> Task directions: Copy every line of the records below that holds the word "xlabel".

◇ ◇ ◇ ◇ ◇ ◇ ◇

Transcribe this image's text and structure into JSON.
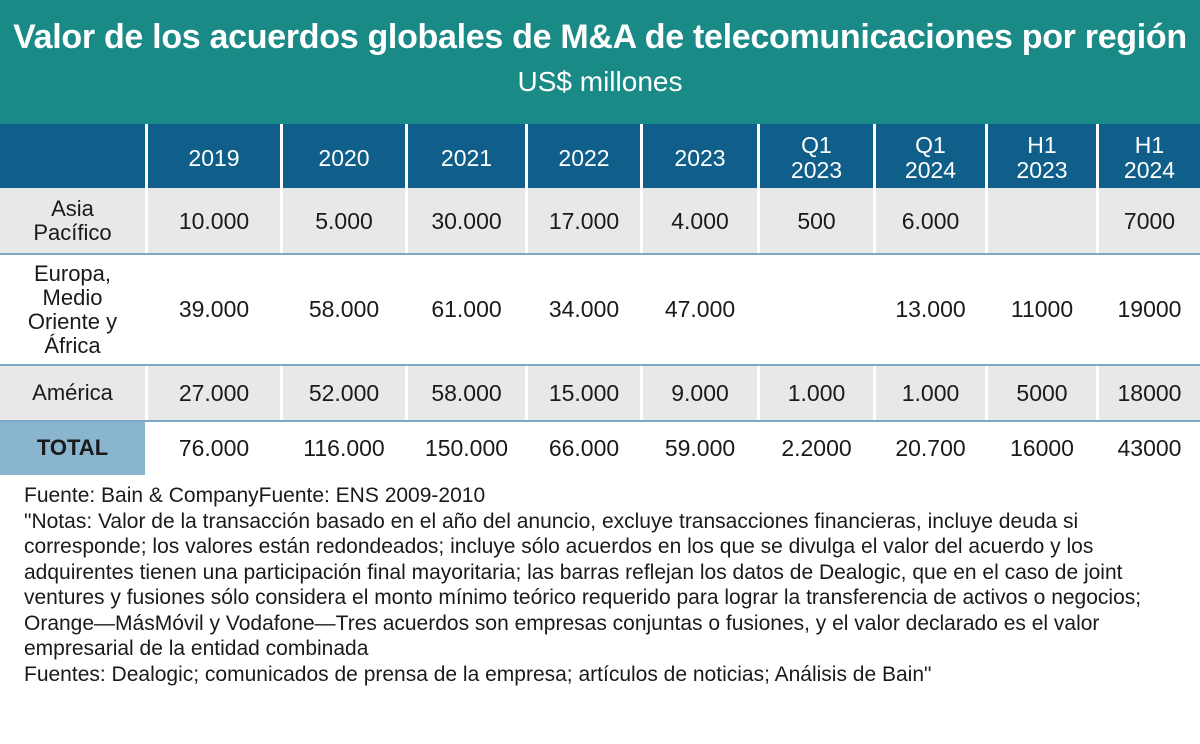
{
  "header": {
    "title": "Valor de los acuerdos globales de M&A de telecomunicaciones por región",
    "subtitle": "US$ millones"
  },
  "chart_data": {
    "type": "table",
    "title": "Valor de los acuerdos globales de M&A de telecomunicaciones por región",
    "subtitle": "US$ millones",
    "columns": [
      "2019",
      "2020",
      "2021",
      "2022",
      "2023",
      "Q1 2023",
      "Q1 2024",
      "H1 2023",
      "H1 2024"
    ],
    "rows": [
      {
        "label": "Asia Pacífico",
        "values": [
          "10.000",
          "5.000",
          "30.000",
          "17.000",
          "4.000",
          "500",
          "6.000",
          "",
          "7000"
        ]
      },
      {
        "label": "Europa, Medio Oriente y África",
        "values": [
          "39.000",
          "58.000",
          "61.000",
          "34.000",
          "47.000",
          "",
          "13.000",
          "11000",
          "19000"
        ]
      },
      {
        "label": "América",
        "values": [
          "27.000",
          "52.000",
          "58.000",
          "15.000",
          "9.000",
          "1.000",
          "1.000",
          "5000",
          "18000"
        ]
      },
      {
        "label": "TOTAL",
        "values": [
          "76.000",
          "116.000",
          "150.000",
          "66.000",
          "59.000",
          "2.2000",
          "20.700",
          "16000",
          "43000"
        ]
      }
    ]
  },
  "table": {
    "col_headers": [
      {
        "line1": "",
        "line2": "2019"
      },
      {
        "line1": "",
        "line2": "2020"
      },
      {
        "line1": "",
        "line2": "2021"
      },
      {
        "line1": "",
        "line2": "2022"
      },
      {
        "line1": "",
        "line2": "2023"
      },
      {
        "line1": "Q1",
        "line2": "2023"
      },
      {
        "line1": "Q1",
        "line2": "2024"
      },
      {
        "line1": "H1",
        "line2": "2023"
      },
      {
        "line1": "H1",
        "line2": "2024"
      }
    ],
    "row_labels": [
      [
        "Asia",
        "Pacífico"
      ],
      [
        "Europa,",
        "Medio",
        "Oriente y",
        "África"
      ],
      [
        "América"
      ],
      [
        "TOTAL"
      ]
    ]
  },
  "notes": {
    "source": "Fuente: Bain & CompanyFuente: ENS 2009-2010",
    "body": "\"Notas: Valor de la transacción basado en el año del anuncio, excluye transacciones financieras, incluye deuda si corresponde; los valores están redondeados; incluye sólo acuerdos en los que se divulga el valor del acuerdo y los adquirentes tienen una participación final mayoritaria; las barras reflejan los datos de Dealogic, que en el caso de joint ventures y fusiones sólo considera el monto mínimo teórico requerido para lograr la transferencia de activos o negocios; Orange—MásMóvil y Vodafone—Tres acuerdos son empresas conjuntas o fusiones, y el valor declarado es el valor empresarial de la entidad combinada",
    "sources": "Fuentes: Dealogic; comunicados de prensa de la empresa; artículos de noticias; Análisis de Bain\""
  }
}
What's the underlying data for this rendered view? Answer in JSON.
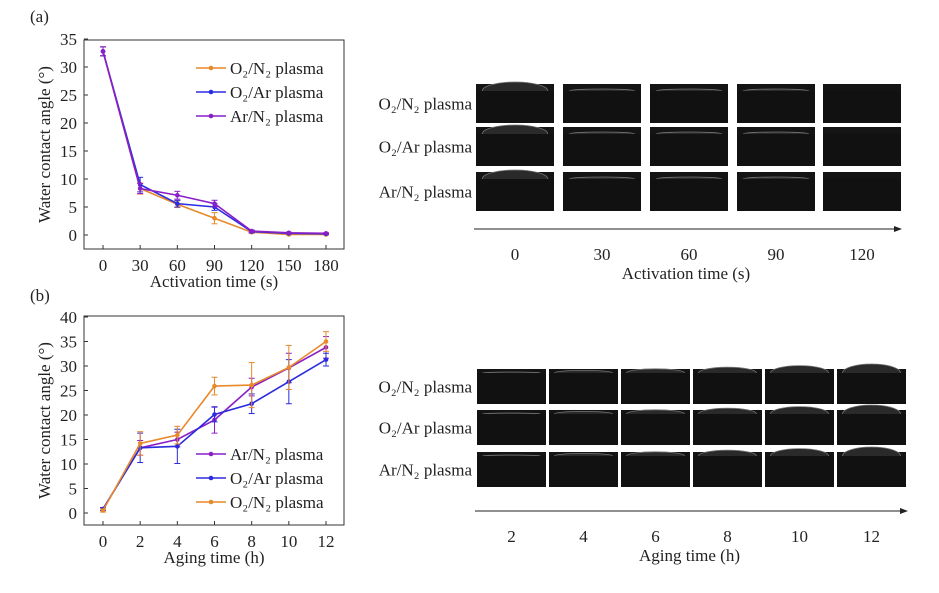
{
  "colors": {
    "o2n2": "#e8892a",
    "o2ar": "#2b2be0",
    "arn2": "#8a1fc8"
  },
  "chart_data": [
    {
      "panel": "(a)",
      "type": "line",
      "xlabel": "Activation time (s)",
      "ylabel": "Water contact angle (°)",
      "x": [
        0,
        30,
        60,
        90,
        120,
        150,
        180
      ],
      "xticks": [
        "0",
        "30",
        "60",
        "90",
        "120",
        "150",
        "180"
      ],
      "yticks": [
        "0",
        "5",
        "10",
        "15",
        "20",
        "25",
        "30",
        "35"
      ],
      "xlim": [
        -15,
        195
      ],
      "ylim": [
        -2.5,
        35
      ],
      "legend": "top-right",
      "legend_order": [
        "o2n2",
        "o2ar",
        "arn2"
      ],
      "series": [
        {
          "key": "o2n2",
          "name": "O₂/N₂ plasma",
          "values": [
            32.8,
            8.3,
            5.5,
            3.0,
            0.5,
            0.1,
            0.1
          ],
          "errors": [
            0.8,
            1.0,
            0.6,
            1.0,
            0.2,
            0.1,
            0.1
          ]
        },
        {
          "key": "o2ar",
          "name": "O₂/Ar plasma",
          "values": [
            32.8,
            9.0,
            5.6,
            5.0,
            0.6,
            0.3,
            0.2
          ],
          "errors": [
            0.8,
            1.3,
            0.6,
            0.6,
            0.2,
            0.1,
            0.1
          ]
        },
        {
          "key": "arn2",
          "name": "Ar/N₂ plasma",
          "values": [
            32.8,
            8.3,
            7.1,
            5.6,
            0.7,
            0.4,
            0.3
          ],
          "errors": [
            0.8,
            0.9,
            0.7,
            0.6,
            0.2,
            0.1,
            0.1
          ]
        }
      ]
    },
    {
      "panel": "(b)",
      "type": "line",
      "xlabel": "Aging time (h)",
      "ylabel": "Water contact angle (°)",
      "x": [
        0,
        2,
        4,
        6,
        8,
        10,
        12
      ],
      "xticks": [
        "0",
        "2",
        "4",
        "6",
        "8",
        "10",
        "12"
      ],
      "yticks": [
        "0",
        "5",
        "10",
        "15",
        "20",
        "25",
        "30",
        "35",
        "40"
      ],
      "xlim": [
        -1,
        13
      ],
      "ylim": [
        -2.5,
        40
      ],
      "legend": "bottom-right",
      "legend_order": [
        "arn2",
        "o2ar",
        "o2n2"
      ],
      "series": [
        {
          "key": "arn2",
          "name": "Ar/N₂ plasma",
          "values": [
            0.8,
            13.3,
            15.0,
            19.0,
            25.7,
            29.6,
            33.8
          ],
          "errors": [
            0.3,
            1.5,
            1.5,
            2.7,
            1.8,
            3.0,
            2.2
          ]
        },
        {
          "key": "o2ar",
          "name": "O₂/Ar plasma",
          "values": [
            0.8,
            13.3,
            13.6,
            20.1,
            22.3,
            26.8,
            31.3
          ],
          "errors": [
            0.3,
            3.0,
            3.5,
            1.5,
            2.0,
            4.5,
            1.3
          ]
        },
        {
          "key": "o2n2",
          "name": "O₂/N₂ plasma",
          "values": [
            0.5,
            14.2,
            15.9,
            25.9,
            26.1,
            29.7,
            35.0
          ],
          "errors": [
            0.3,
            2.4,
            1.8,
            1.8,
            4.6,
            4.5,
            2.0
          ]
        }
      ]
    }
  ],
  "photos_a": {
    "rows": [
      "O₂/N₂ plasma",
      "O₂/Ar plasma",
      "Ar/N₂ plasma"
    ],
    "axis_labels": [
      "0",
      "30",
      "60",
      "90",
      "120"
    ],
    "axis_title": "Activation time (s)"
  },
  "photos_b": {
    "rows": [
      "O₂/N₂ plasma",
      "O₂/Ar plasma",
      "Ar/N₂ plasma"
    ],
    "axis_labels": [
      "2",
      "4",
      "6",
      "8",
      "10",
      "12"
    ],
    "axis_title": "Aging time (h)"
  }
}
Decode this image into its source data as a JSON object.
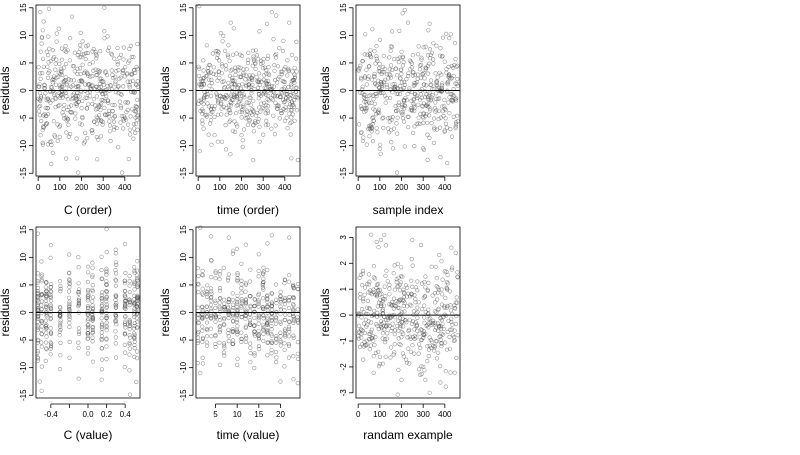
{
  "chart_data": [
    {
      "type": "scatter",
      "xlabel": "C (order)",
      "ylabel": "residuals",
      "xlim": [
        -10,
        470
      ],
      "ylim": [
        -15.5,
        15.5
      ],
      "xticks": [
        0,
        100,
        200,
        300,
        400
      ],
      "yticks": [
        -15,
        -10,
        -5,
        0,
        5,
        10,
        15
      ],
      "hline": 0,
      "n_points": 460,
      "series": [
        {
          "points": [
            [
              10,
              14.2
            ],
            [
              16,
              8.5
            ],
            [
              22,
              -9.8
            ],
            [
              25,
              12.5
            ],
            [
              48,
              5.1
            ],
            [
              60,
              -13.3
            ],
            [
              78,
              -8.4
            ],
            [
              95,
              11.2
            ],
            [
              110,
              7.6
            ],
            [
              140,
              -6.2
            ],
            [
              165,
              4.4
            ],
            [
              180,
              -12.3
            ],
            [
              205,
              8.9
            ],
            [
              230,
              6.8
            ],
            [
              250,
              -7.2
            ],
            [
              272,
              -6.0
            ],
            [
              290,
              -8.3
            ],
            [
              305,
              15.0
            ],
            [
              320,
              9.8
            ],
            [
              350,
              -7.1
            ],
            [
              380,
              -5.8
            ],
            [
              395,
              7.8
            ],
            [
              420,
              5.4
            ],
            [
              448,
              3.2
            ],
            [
              458,
              -4.7
            ]
          ]
        }
      ],
      "point_spread_sd": 4.5
    },
    {
      "type": "scatter",
      "xlabel": "time (order)",
      "ylabel": "residuals",
      "xlim": [
        -10,
        470
      ],
      "ylim": [
        -15.5,
        15.5
      ],
      "xticks": [
        0,
        100,
        200,
        300,
        400
      ],
      "yticks": [
        -15,
        -10,
        -5,
        0,
        5,
        10,
        15
      ],
      "hline": 0,
      "n_points": 460,
      "series": [
        {
          "points": [
            [
              5,
              15.3
            ],
            [
              8,
              -11.0
            ],
            [
              40,
              8.2
            ],
            [
              55,
              -6.0
            ],
            [
              90,
              6.5
            ],
            [
              110,
              -9.3
            ],
            [
              150,
              12.3
            ],
            [
              170,
              -7.5
            ],
            [
              200,
              -8.1
            ],
            [
              230,
              5.0
            ],
            [
              255,
              -6.2
            ],
            [
              280,
              -5.2
            ],
            [
              300,
              -8.0
            ],
            [
              318,
              12.1
            ],
            [
              340,
              14.2
            ],
            [
              360,
              13.6
            ],
            [
              420,
              12.3
            ],
            [
              430,
              -12.3
            ],
            [
              445,
              -5.5
            ],
            [
              460,
              -12.6
            ]
          ]
        }
      ],
      "point_spread_sd": 4.2
    },
    {
      "type": "scatter",
      "xlabel": "sample index",
      "ylabel": "residuals",
      "xlim": [
        -10,
        470
      ],
      "ylim": [
        -15.5,
        15.5
      ],
      "xticks": [
        0,
        100,
        200,
        300,
        400
      ],
      "yticks": [
        -15,
        -10,
        -5,
        0,
        5,
        10,
        15
      ],
      "hline": 0,
      "n_points": 460,
      "series": [
        {
          "points": [
            [
              10,
              4.5
            ],
            [
              40,
              -9.8
            ],
            [
              90,
              -4.0
            ],
            [
              150,
              7.2
            ],
            [
              190,
              10.8
            ],
            [
              205,
              14.0
            ],
            [
              215,
              14.6
            ],
            [
              230,
              12.3
            ],
            [
              260,
              -6.5
            ],
            [
              300,
              -10.5
            ],
            [
              320,
              -8.0
            ],
            [
              350,
              -9.5
            ],
            [
              380,
              -12.1
            ],
            [
              420,
              9.5
            ],
            [
              450,
              -6.5
            ]
          ]
        }
      ],
      "point_spread_sd": 4.6
    },
    {
      "type": "scatter",
      "xlabel": "C (value)",
      "ylabel": "residuals",
      "xlim": [
        -0.56,
        0.56
      ],
      "ylim": [
        -15.5,
        15.5
      ],
      "xticks": [
        -0.4,
        -0.2,
        0.0,
        0.2,
        0.4
      ],
      "xtick_labels": [
        "-0.4",
        "",
        "0.0",
        "0.2",
        "0.4"
      ],
      "yticks": [
        -15,
        -10,
        -5,
        0,
        5,
        10,
        15
      ],
      "hline": 0,
      "n_points": 460,
      "x_levels": [
        -0.54,
        -0.5,
        -0.45,
        -0.4,
        -0.3,
        -0.2,
        -0.1,
        0.0,
        0.05,
        0.15,
        0.2,
        0.3,
        0.4,
        0.45,
        0.5,
        0.53
      ],
      "series": [
        {
          "points": [
            [
              -0.54,
              14.3
            ],
            [
              -0.52,
              -12.5
            ],
            [
              -0.5,
              -14.2
            ],
            [
              -0.4,
              12.2
            ],
            [
              -0.1,
              -12.0
            ],
            [
              0.15,
              -10.3
            ],
            [
              0.2,
              15.1
            ],
            [
              0.4,
              12.4
            ],
            [
              0.5,
              7.5
            ],
            [
              0.52,
              -12.6
            ]
          ]
        }
      ],
      "point_spread_sd": 4.5
    },
    {
      "type": "scatter",
      "xlabel": "time (value)",
      "ylabel": "residuals",
      "xlim": [
        0.5,
        24.5
      ],
      "ylim": [
        -15.5,
        15.5
      ],
      "xticks": [
        5,
        10,
        15,
        20
      ],
      "yticks": [
        -15,
        -10,
        -5,
        0,
        5,
        10,
        15
      ],
      "hline": 0,
      "n_points": 460,
      "x_levels": [
        1,
        2,
        3,
        4,
        5,
        6,
        7,
        8,
        9,
        10,
        11,
        12,
        13,
        14,
        15,
        16,
        17,
        18,
        19,
        20,
        21,
        22,
        23,
        24
      ],
      "series": [
        {
          "points": [
            [
              1.5,
              15.4
            ],
            [
              1.5,
              -11.0
            ],
            [
              4,
              9.5
            ],
            [
              7,
              -6.0
            ],
            [
              10,
              -9.5
            ],
            [
              12,
              12.3
            ],
            [
              14,
              -7.8
            ],
            [
              17,
              12.5
            ],
            [
              18,
              14.0
            ],
            [
              19,
              -9.0
            ],
            [
              20,
              -12.5
            ],
            [
              22,
              13.6
            ],
            [
              23,
              -12.1
            ],
            [
              24,
              -12.8
            ]
          ]
        }
      ],
      "point_spread_sd": 4.3
    },
    {
      "type": "scatter",
      "xlabel": "randam example",
      "ylabel": "residuals",
      "xlim": [
        -10,
        470
      ],
      "ylim": [
        -3.2,
        3.4
      ],
      "xticks": [
        0,
        100,
        200,
        300,
        400
      ],
      "yticks": [
        -3,
        -2,
        -1,
        0,
        1,
        2,
        3
      ],
      "hline": 0,
      "n_points": 460,
      "series": [
        {
          "points": [
            [
              60,
              3.1
            ],
            [
              105,
              2.9
            ],
            [
              120,
              3.1
            ],
            [
              200,
              -2.5
            ],
            [
              250,
              2.9
            ],
            [
              290,
              2.7
            ],
            [
              310,
              -2.5
            ],
            [
              330,
              -3.0
            ],
            [
              380,
              -2.6
            ],
            [
              430,
              2.6
            ],
            [
              450,
              2.4
            ]
          ]
        }
      ],
      "point_spread_sd": 1.0
    }
  ]
}
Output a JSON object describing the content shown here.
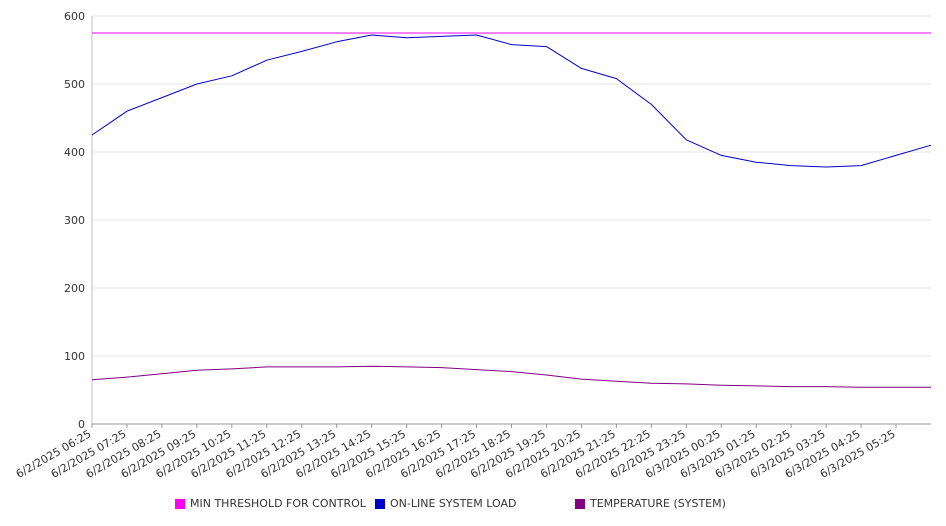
{
  "chart_data": {
    "type": "line",
    "title": "",
    "xlabel": "",
    "ylabel": "",
    "ylim": [
      0,
      600
    ],
    "yticks": [
      0,
      100,
      200,
      300,
      400,
      500,
      600
    ],
    "grid": true,
    "legend_position": "bottom",
    "x_tick_labels": [
      "6/2/2025 06:25",
      "6/2/2025 07:25",
      "6/2/2025 08:25",
      "6/2/2025 09:25",
      "6/2/2025 10:25",
      "6/2/2025 11:25",
      "6/2/2025 12:25",
      "6/2/2025 13:25",
      "6/2/2025 14:25",
      "6/2/2025 15:25",
      "6/2/2025 16:25",
      "6/2/2025 17:25",
      "6/2/2025 18:25",
      "6/2/2025 19:25",
      "6/2/2025 20:25",
      "6/2/2025 21:25",
      "6/2/2025 22:25",
      "6/2/2025 23:25",
      "6/3/2025 00:25",
      "6/3/2025 01:25",
      "6/3/2025 02:25",
      "6/3/2025 03:25",
      "6/3/2025 04:25",
      "6/3/2025 05:25"
    ],
    "x_hours": [
      0,
      1,
      2,
      3,
      4,
      5,
      6,
      7,
      8,
      9,
      10,
      11,
      12,
      13,
      14,
      15,
      16,
      17,
      18,
      19,
      20,
      21,
      22,
      23,
      24
    ],
    "series": [
      {
        "name": "MIN THRESHOLD FOR CONTROL",
        "color": "#ff00ff",
        "values": [
          575,
          575,
          575,
          575,
          575,
          575,
          575,
          575,
          575,
          575,
          575,
          575,
          575,
          575,
          575,
          575,
          575,
          575,
          575,
          575,
          575,
          575,
          575,
          575,
          575
        ]
      },
      {
        "name": "ON-LINE SYSTEM LOAD",
        "color": "#0000cc",
        "values": [
          425,
          460,
          480,
          500,
          512,
          535,
          548,
          562,
          572,
          568,
          570,
          572,
          558,
          555,
          523,
          508,
          470,
          418,
          395,
          385,
          380,
          378,
          380,
          395,
          410
        ]
      },
      {
        "name": "TEMPERATURE (SYSTEM)",
        "color": "#800080",
        "values": [
          65,
          69,
          74,
          79,
          81,
          84,
          84,
          84,
          85,
          84,
          83,
          80,
          77,
          72,
          66,
          63,
          60,
          59,
          57,
          56,
          55,
          55,
          54,
          54,
          54
        ]
      }
    ]
  }
}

◇ ◇ ◇ ◇ ◇ ◇ ◇

> Solved exercise:
      "xlabel": "Activation time (s)",
      "xlabel": "Aging time (h)",
      "xlabel": "C (order)",
      "xlabel": "time (order)",
      "xlabel": "sample index",
      "xlabel": "C (value)",
      "xlabel": "time (value)",
      "xlabel": "randam example",
    "xlabel": "",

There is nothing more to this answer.